[Entries taken from a collection]
■ ■ ■ ■
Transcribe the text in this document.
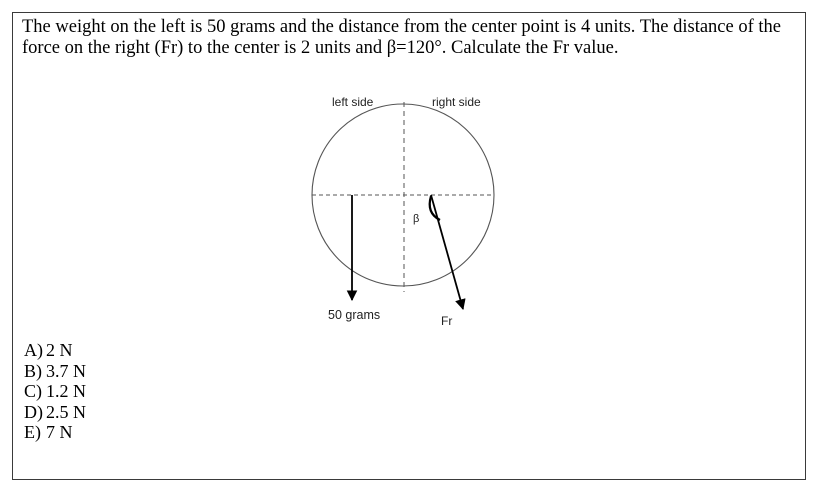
The weight on the left is 50 grams and the distance from the center point is 4 units. The distance of the force on the right (Fr) to the center is 2 units and β=120°. Calculate the Fr value.

left side	right side
50 grams	Fr
β
A) 2 N
B) 3.7 N
C) 1.2 N
D) 2.5 N
E) 7 N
■ ■ ■ ■
▶ [PROBLEM] Your task is to gather all lines from the entries above that hold the word "grams".

▶ [CORRECT ANSWER]
The weight on the left is 50 grams and the distance from the center point is 4 units. The distance of the force on the right (Fr) to the center is 2 units and β=120°. Calculate the Fr value.
50 grams	Fr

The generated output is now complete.